- _WORK INSTRUCTIONS_
Note each line where "this" appears, and copy it.
::: STORED DATA
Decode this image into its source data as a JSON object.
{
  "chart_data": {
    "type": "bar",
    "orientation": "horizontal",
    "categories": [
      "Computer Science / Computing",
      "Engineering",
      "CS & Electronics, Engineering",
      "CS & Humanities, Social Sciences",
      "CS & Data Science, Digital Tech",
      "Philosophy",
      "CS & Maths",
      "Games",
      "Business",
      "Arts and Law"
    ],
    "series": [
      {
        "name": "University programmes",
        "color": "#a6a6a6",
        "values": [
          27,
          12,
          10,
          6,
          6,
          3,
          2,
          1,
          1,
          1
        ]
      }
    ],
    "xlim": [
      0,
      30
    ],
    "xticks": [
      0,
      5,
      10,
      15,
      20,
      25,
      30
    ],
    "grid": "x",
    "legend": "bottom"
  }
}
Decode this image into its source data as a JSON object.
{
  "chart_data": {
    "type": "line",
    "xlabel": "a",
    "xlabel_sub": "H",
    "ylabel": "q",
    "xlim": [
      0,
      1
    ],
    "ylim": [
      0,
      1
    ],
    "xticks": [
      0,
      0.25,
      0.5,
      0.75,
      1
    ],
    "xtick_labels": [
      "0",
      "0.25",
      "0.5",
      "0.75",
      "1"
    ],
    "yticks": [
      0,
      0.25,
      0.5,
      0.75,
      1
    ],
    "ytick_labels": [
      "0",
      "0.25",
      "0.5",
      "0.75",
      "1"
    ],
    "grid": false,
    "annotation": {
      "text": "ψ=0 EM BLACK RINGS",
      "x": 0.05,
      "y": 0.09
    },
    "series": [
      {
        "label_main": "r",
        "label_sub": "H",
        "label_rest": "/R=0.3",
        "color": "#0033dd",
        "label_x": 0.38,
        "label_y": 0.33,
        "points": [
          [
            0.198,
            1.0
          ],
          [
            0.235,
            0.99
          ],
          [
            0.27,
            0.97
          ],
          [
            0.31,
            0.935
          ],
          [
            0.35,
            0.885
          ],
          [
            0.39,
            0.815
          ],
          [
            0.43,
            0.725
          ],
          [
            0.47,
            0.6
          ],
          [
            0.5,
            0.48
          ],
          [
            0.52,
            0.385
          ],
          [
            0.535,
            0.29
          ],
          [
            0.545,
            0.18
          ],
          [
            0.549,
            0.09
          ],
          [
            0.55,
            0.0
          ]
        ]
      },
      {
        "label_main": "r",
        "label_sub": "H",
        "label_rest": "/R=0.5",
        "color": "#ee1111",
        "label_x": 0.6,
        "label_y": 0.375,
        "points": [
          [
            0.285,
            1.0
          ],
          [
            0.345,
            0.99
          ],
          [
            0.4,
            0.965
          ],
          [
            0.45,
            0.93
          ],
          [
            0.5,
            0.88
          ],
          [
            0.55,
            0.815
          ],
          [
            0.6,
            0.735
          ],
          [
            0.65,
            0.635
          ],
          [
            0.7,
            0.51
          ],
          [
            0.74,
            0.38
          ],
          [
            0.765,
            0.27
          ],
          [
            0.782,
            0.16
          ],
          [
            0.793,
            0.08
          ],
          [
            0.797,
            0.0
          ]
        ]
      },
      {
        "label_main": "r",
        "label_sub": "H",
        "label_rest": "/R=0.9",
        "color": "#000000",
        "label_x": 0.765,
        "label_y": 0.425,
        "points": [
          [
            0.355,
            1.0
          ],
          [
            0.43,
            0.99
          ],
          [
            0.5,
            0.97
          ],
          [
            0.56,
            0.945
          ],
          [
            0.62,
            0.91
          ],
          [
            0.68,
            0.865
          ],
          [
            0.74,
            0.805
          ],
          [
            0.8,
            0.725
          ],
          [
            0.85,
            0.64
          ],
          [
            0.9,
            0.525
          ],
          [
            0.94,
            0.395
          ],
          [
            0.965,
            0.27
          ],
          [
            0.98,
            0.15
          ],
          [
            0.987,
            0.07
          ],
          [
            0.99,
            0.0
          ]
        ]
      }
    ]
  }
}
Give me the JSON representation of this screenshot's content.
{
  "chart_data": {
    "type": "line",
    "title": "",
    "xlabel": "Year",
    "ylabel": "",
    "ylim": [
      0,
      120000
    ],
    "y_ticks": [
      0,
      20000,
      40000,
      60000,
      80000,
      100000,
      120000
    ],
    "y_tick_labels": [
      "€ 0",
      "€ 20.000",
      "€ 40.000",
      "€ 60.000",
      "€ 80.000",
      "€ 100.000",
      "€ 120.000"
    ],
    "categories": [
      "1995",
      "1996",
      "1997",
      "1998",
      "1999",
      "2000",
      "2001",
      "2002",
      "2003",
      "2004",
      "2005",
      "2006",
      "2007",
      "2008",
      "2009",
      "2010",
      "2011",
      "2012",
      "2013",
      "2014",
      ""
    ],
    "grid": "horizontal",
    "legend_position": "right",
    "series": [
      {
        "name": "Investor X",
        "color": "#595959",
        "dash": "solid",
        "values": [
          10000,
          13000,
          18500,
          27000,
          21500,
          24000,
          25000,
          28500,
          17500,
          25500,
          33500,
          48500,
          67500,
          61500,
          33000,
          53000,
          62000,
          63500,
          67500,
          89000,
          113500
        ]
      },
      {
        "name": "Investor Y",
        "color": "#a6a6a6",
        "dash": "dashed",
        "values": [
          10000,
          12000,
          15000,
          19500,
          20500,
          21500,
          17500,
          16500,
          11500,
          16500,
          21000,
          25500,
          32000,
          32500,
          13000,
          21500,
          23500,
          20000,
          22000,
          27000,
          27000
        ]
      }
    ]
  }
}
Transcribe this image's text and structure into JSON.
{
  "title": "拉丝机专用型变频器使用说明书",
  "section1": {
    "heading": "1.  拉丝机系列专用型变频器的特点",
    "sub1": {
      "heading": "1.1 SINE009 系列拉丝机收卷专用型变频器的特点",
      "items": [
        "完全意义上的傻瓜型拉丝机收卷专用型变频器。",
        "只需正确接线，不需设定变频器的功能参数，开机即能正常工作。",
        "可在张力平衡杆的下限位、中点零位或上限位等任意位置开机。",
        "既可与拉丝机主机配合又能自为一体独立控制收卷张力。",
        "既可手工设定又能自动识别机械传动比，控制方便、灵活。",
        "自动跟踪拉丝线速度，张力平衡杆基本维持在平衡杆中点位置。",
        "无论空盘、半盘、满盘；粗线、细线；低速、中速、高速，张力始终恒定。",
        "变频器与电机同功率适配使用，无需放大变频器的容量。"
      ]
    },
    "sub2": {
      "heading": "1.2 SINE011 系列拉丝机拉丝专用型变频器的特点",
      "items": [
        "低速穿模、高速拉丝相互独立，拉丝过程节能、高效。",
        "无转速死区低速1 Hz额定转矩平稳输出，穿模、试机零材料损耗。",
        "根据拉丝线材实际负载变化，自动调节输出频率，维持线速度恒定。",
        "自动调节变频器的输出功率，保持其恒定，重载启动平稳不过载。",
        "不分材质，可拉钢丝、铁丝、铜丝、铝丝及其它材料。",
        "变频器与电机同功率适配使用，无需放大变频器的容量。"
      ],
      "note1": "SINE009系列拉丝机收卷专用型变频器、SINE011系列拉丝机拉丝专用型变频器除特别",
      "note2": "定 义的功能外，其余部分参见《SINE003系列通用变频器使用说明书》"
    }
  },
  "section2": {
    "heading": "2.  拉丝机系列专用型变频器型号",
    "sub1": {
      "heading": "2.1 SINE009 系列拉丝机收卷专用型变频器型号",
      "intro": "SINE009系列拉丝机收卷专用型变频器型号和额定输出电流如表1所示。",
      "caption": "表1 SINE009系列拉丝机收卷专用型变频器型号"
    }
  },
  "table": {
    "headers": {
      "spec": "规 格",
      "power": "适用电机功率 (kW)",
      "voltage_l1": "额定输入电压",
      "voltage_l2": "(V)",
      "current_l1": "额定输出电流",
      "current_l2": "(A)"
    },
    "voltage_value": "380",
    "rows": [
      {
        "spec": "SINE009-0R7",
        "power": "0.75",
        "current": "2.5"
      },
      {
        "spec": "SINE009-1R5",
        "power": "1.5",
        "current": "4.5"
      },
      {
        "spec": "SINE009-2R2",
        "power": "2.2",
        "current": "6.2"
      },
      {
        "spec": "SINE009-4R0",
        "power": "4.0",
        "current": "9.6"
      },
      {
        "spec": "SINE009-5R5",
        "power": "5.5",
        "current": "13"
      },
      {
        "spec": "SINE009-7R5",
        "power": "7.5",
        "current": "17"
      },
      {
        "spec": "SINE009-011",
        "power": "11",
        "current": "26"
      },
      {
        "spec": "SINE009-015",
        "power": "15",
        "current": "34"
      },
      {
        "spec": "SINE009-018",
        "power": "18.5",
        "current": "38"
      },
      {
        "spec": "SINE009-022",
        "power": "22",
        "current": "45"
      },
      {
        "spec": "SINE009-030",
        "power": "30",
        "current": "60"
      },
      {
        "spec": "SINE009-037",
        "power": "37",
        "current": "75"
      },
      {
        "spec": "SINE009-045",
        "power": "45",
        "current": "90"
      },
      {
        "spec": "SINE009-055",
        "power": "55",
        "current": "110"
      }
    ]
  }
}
::::::
- _OUTPUT_
Decode this image into its source data as a JSON object.
Decode this image into its source data as a JSON object.
Give me the JSON representation of this screenshot's content.
Transcribe this image's text and structure into JSON.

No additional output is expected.